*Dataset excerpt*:
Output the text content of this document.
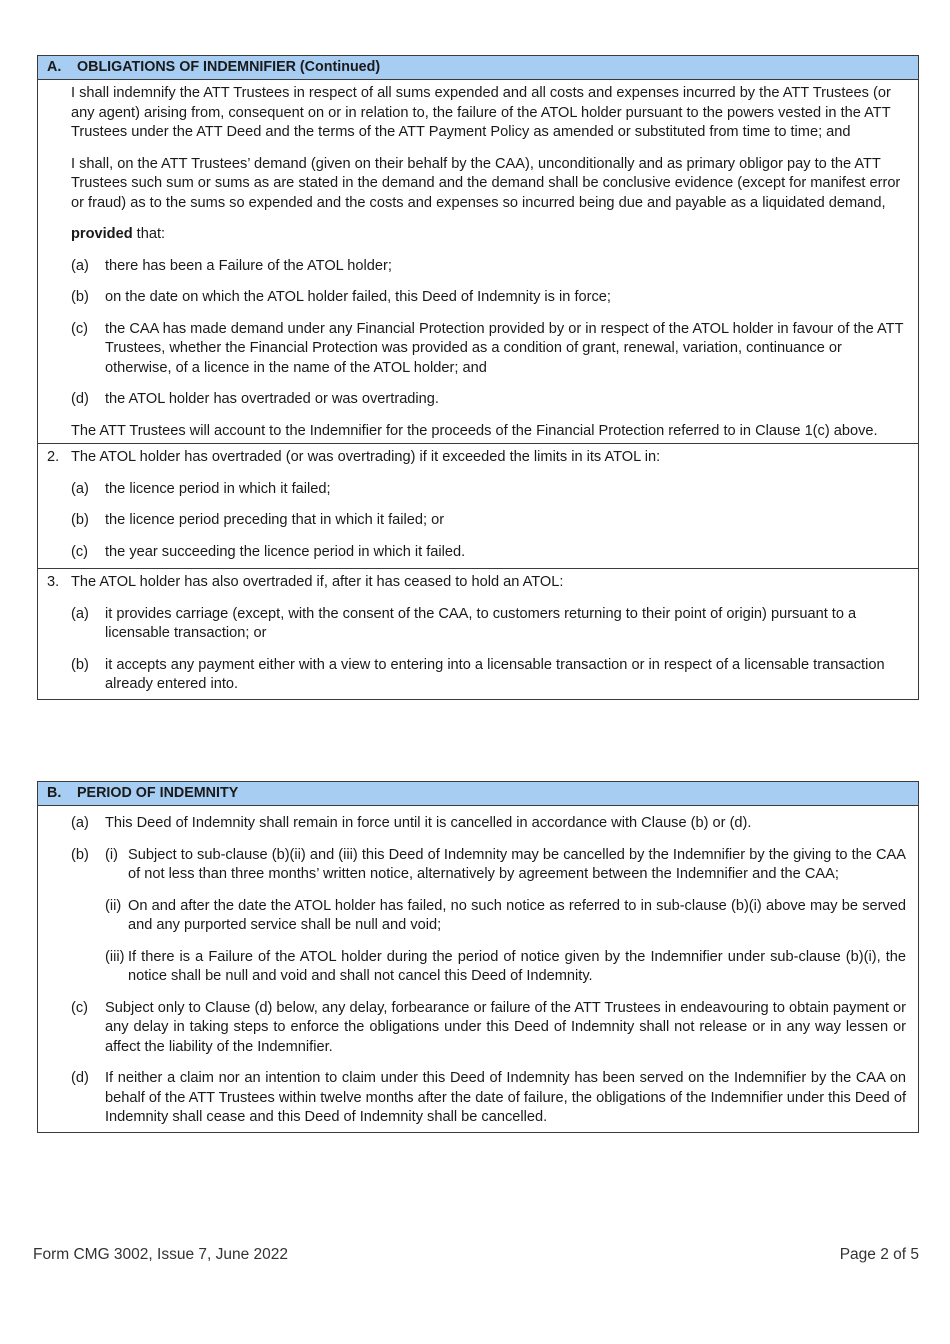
A. OBLIGATIONS OF INDEMNIFIER (Continued)

I shall indemnify the ATT Trustees in respect of all sums expended and all costs and expenses incurred by the ATT Trustees (or any agent) arising from, consequent on or in relation to, the failure of the ATOL holder pursuant to the powers vested in the ATT Trustees under the ATT Deed and the terms of the ATT Payment Policy as amended or substituted from time to time; and

I shall, on the ATT Trustees’ demand (given on their behalf by the CAA), unconditionally and as primary obligor pay to the ATT Trustees such sum or sums as are stated in the demand and the demand shall be conclusive evidence (except for manifest error or fraud) as to the sums so expended and the costs and expenses so incurred being due and payable as a liquidated demand,

provided that:

(a) there has been a Failure of the ATOL holder;
(b) on the date on which the ATOL holder failed, this Deed of Indemnity is in force;
(c) the CAA has made demand under any Financial Protection provided by or in respect of the ATOL holder in favour of the ATT Trustees, whether the Financial Protection was provided as a condition of grant, renewal, variation, continuance or otherwise, of a licence in the name of the ATOL holder; and
(d) the ATOL holder has overtraded or was overtrading.

The ATT Trustees will account to the Indemnifier for the proceeds of the Financial Protection referred to in Clause 1(c) above.

2. The ATOL holder has overtraded (or was overtrading) if it exceeded the limits in its ATOL in:

(a) the licence period in which it failed;
(b) the licence period preceding that in which it failed; or
(c) the year succeeding the licence period in which it failed.
3. The ATOL holder has also overtraded if, after it has ceased to hold an ATOL:

(a) it provides carriage (except, with the consent of the CAA, to customers returning to their point of origin) pursuant to a licensable transaction; or
(b) it accepts any payment either with a view to entering into a licensable transaction or in respect of a licensable transaction already entered into.
B. PERIOD OF INDEMNITY
(a) This Deed of Indemnity shall remain in force until it is cancelled in accordance with Clause (b) or (d).
(b) (i) Subject to sub-clause (b)(ii) and (iii) this Deed of Indemnity may be cancelled by the Indemnifier by the giving to the CAA of not less than three months’ written notice, alternatively by agreement between the Indemnifier and the CAA;
(ii) On and after the date the ATOL holder has failed, no such notice as referred to in sub-clause (b)(i) above may be served and any purported service shall be null and void;
(iii) If there is a Failure of the ATOL holder during the period of notice given by the Indemnifier under sub-clause (b)(i), the notice shall be null and void and shall not cancel this Deed of Indemnity.
(c) Subject only to Clause (d) below, any delay, forbearance or failure of the ATT Trustees in endeavouring to obtain payment or any delay in taking steps to enforce the obligations under this Deed of Indemnity shall not release or in any way lessen or affect the liability of the Indemnifier.
(d) If neither a claim nor an intention to claim under this Deed of Indemnity has been served on the Indemnifier by the CAA on behalf of the ATT Trustees within twelve months after the date of failure, the obligations of the Indemnifier under this Deed of Indemnity shall cease and this Deed of Indemnity shall be cancelled.
Form CMG 3002, Issue 7, June 2022	Page 2 of 5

*Given exercise*:
Copy the records exactly as they appear, excluding images.

*Result*:
Output the text content of this document.
A. OBLIGATIONS OF INDEMNIFIER (Continued)

I shall indemnify the ATT Trustees in respect of all sums expended and all costs and expenses incurred by the ATT Trustees (or any agent) arising from, consequent on or in relation to, the failure of the ATOL holder pursuant to the powers vested in the ATT Trustees under the ATT Deed and the terms of the ATT Payment Policy as amended or substituted from time to time; and

I shall, on the ATT Trustees’ demand (given on their behalf by the CAA), unconditionally and as primary obligor pay to the ATT Trustees such sum or sums as are stated in the demand and the demand shall be conclusive evidence (except for manifest error or fraud) as to the sums so expended and the costs and expenses so incurred being due and payable as a liquidated demand,

provided that:

(a) there has been a Failure of the ATOL holder;
(b) on the date on which the ATOL holder failed, this Deed of Indemnity is in force;
(c) the CAA has made demand under any Financial Protection provided by or in respect of the ATOL holder in favour of the ATT Trustees, whether the Financial Protection was provided as a condition of grant, renewal, variation, continuance or otherwise, of a licence in the name of the ATOL holder; and
(d) the ATOL holder has overtraded or was overtrading.

The ATT Trustees will account to the Indemnifier for the proceeds of the Financial Protection referred to in Clause 1(c) above.

2. The ATOL holder has overtraded (or was overtrading) if it exceeded the limits in its ATOL in:

(a) the licence period in which it failed;
(b) the licence period preceding that in which it failed; or
(c) the year succeeding the licence period in which it failed.
3. The ATOL holder has also overtraded if, after it has ceased to hold an ATOL:

(a) it provides carriage (except, with the consent of the CAA, to customers returning to their point of origin) pursuant to a licensable transaction; or
(b) it accepts any payment either with a view to entering into a licensable transaction or in respect of a licensable transaction already entered into.
B. PERIOD OF INDEMNITY
(a) This Deed of Indemnity shall remain in force until it is cancelled in accordance with Clause (b) or (d).
(b) (i) Subject to sub-clause (b)(ii) and (iii) this Deed of Indemnity may be cancelled by the Indemnifier by the giving to the CAA of not less than three months’ written notice, alternatively by agreement between the Indemnifier and the CAA;
(ii) On and after the date the ATOL holder has failed, no such notice as referred to in sub-clause (b)(i) above may be served and any purported service shall be null and void;
(iii) If there is a Failure of the ATOL holder during the period of notice given by the Indemnifier under sub-clause (b)(i), the notice shall be null and void and shall not cancel this Deed of Indemnity.
(c) Subject only to Clause (d) below, any delay, forbearance or failure of the ATT Trustees in endeavouring to obtain payment or any delay in taking steps to enforce the obligations under this Deed of Indemnity shall not release or in any way lessen or affect the liability of the Indemnifier.
(d) If neither a claim nor an intention to claim under this Deed of Indemnity has been served on the Indemnifier by the CAA on behalf of the ATT Trustees within twelve months after the date of failure, the obligations of the Indemnifier under this Deed of Indemnity shall cease and this Deed of Indemnity shall be cancelled.
Form CMG 3002, Issue 7, June 2022	Page 2 of 5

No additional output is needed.